Start of Data shown

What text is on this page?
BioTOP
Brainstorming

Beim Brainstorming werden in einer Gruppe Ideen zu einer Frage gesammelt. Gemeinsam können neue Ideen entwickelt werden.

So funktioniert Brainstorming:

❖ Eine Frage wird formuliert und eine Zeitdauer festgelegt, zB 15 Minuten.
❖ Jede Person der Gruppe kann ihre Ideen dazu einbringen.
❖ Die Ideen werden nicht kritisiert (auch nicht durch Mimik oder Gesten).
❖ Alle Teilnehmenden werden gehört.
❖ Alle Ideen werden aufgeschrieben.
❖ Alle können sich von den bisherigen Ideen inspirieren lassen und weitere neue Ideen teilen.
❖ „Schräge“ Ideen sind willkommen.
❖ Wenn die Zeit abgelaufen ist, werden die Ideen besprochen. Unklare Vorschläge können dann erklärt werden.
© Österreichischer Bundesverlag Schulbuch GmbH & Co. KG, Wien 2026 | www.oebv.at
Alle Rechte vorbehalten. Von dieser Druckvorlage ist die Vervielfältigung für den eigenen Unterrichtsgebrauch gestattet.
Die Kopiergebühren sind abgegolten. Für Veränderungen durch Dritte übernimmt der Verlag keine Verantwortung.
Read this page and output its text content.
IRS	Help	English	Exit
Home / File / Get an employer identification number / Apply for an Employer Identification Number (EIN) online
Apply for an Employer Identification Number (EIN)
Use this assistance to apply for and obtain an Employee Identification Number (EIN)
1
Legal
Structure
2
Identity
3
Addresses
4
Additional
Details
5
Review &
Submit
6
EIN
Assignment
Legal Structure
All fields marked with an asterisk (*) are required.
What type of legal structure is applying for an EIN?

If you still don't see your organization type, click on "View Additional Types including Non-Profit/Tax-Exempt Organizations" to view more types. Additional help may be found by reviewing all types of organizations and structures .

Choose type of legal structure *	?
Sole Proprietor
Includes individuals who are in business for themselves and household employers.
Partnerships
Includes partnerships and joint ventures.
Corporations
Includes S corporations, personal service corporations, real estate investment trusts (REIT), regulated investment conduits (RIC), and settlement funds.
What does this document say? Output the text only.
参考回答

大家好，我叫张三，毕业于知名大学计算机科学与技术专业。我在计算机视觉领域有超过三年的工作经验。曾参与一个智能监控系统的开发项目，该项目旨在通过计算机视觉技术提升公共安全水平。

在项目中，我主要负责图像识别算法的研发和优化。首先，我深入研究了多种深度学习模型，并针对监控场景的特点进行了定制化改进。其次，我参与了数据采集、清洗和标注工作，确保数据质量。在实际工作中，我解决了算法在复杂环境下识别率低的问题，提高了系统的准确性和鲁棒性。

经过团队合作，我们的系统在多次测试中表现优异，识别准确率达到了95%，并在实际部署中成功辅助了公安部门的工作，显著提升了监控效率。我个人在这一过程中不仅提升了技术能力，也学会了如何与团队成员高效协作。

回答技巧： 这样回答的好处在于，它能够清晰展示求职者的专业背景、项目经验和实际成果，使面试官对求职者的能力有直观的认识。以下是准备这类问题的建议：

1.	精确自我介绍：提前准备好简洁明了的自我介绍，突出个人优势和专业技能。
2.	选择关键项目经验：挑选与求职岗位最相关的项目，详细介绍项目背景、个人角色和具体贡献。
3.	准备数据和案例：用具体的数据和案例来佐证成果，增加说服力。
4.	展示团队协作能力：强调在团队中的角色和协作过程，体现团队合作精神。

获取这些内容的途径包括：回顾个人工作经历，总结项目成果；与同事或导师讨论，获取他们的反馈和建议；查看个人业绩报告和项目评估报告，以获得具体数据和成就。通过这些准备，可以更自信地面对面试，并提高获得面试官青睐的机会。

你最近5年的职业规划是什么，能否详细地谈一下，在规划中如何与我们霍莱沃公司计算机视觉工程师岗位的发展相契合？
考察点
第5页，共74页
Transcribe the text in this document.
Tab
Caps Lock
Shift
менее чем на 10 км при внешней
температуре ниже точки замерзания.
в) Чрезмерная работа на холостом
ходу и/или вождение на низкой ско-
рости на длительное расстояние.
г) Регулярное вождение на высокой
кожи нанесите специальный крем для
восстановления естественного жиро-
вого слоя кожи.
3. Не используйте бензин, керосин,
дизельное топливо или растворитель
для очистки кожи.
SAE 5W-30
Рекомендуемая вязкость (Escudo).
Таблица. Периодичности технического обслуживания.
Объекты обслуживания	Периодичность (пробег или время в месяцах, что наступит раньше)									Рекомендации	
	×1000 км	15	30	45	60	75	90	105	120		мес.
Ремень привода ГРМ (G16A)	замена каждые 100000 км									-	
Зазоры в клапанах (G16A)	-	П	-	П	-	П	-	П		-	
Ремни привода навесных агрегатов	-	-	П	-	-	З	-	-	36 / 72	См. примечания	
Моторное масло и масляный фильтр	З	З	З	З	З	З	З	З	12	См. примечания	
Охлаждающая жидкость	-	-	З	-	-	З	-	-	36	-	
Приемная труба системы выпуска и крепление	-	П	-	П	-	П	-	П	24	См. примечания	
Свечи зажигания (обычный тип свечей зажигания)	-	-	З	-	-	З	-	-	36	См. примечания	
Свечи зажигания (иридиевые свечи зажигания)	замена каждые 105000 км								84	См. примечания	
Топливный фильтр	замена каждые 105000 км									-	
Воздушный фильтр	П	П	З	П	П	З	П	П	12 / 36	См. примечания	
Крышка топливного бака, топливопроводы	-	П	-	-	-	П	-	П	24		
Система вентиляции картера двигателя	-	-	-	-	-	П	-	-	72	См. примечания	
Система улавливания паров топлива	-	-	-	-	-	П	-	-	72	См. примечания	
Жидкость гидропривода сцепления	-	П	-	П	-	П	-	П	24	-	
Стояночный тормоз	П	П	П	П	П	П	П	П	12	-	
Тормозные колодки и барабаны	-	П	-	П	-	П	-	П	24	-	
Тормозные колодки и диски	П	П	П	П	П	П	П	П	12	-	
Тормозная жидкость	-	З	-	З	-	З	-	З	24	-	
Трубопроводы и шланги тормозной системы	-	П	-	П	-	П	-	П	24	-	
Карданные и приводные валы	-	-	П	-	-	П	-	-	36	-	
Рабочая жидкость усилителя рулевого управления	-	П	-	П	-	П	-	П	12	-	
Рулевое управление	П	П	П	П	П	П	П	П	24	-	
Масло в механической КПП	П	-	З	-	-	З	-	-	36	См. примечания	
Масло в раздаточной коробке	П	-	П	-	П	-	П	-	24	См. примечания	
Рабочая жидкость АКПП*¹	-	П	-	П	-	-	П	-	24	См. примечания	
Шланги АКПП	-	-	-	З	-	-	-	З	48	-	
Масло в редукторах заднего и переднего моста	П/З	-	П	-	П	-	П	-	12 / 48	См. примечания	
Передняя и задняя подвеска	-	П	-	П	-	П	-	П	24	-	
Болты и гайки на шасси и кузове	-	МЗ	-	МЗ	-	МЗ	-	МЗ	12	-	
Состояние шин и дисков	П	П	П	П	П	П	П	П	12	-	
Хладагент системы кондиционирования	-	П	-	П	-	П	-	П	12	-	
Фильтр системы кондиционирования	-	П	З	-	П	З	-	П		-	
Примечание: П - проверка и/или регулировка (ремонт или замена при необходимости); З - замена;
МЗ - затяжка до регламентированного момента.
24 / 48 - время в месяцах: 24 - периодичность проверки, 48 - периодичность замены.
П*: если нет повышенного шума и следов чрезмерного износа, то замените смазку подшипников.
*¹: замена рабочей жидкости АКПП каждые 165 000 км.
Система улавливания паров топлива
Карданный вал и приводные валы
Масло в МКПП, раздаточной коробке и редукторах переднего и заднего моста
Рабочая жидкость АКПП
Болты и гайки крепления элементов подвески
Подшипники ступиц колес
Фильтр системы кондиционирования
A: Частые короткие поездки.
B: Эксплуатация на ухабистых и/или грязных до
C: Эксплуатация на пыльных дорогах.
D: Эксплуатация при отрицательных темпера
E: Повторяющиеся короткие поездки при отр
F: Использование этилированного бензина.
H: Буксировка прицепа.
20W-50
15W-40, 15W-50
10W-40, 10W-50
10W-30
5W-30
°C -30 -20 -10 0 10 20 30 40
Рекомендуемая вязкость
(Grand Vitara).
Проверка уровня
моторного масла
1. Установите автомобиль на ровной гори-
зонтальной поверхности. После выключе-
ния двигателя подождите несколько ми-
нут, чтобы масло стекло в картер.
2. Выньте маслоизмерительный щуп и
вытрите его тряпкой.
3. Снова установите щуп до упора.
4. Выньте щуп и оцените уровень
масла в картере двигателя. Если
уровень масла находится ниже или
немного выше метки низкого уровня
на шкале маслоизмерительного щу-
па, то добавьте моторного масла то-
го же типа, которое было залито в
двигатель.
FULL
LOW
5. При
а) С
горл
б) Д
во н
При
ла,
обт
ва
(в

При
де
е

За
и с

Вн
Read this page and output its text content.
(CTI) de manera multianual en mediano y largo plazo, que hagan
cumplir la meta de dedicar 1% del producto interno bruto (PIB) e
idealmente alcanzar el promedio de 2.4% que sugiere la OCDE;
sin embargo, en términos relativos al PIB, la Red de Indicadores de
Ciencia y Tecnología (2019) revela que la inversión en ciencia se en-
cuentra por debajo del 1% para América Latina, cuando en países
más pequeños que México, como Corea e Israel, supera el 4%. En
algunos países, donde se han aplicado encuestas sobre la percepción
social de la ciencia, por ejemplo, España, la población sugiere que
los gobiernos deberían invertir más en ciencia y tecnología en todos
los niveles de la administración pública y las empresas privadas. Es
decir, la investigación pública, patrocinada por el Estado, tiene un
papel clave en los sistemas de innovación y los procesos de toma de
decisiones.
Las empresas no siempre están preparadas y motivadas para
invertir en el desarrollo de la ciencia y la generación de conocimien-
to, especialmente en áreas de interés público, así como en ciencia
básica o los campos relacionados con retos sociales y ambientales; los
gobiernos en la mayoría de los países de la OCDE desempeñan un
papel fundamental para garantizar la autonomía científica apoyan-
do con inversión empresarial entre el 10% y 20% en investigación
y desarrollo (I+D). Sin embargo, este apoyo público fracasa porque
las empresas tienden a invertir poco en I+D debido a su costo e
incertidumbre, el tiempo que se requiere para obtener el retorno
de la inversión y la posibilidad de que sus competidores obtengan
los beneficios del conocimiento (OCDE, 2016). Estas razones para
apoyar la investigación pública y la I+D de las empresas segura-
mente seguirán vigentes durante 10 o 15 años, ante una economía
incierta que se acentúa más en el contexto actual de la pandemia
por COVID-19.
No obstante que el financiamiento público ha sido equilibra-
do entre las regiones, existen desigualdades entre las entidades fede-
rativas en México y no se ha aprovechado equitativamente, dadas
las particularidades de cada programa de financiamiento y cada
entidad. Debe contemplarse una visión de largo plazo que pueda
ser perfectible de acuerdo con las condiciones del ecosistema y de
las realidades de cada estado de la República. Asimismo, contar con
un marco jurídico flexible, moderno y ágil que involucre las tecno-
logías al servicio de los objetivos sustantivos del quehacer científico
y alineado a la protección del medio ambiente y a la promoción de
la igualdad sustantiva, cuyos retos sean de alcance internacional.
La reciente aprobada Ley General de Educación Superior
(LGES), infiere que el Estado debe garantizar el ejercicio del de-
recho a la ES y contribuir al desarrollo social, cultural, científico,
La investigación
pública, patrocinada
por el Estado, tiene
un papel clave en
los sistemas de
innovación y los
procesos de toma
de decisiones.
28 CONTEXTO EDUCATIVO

End of Data shown

Aim: Respond with the number of lines containing "двигателя" and no additional words.

Output for this task: 3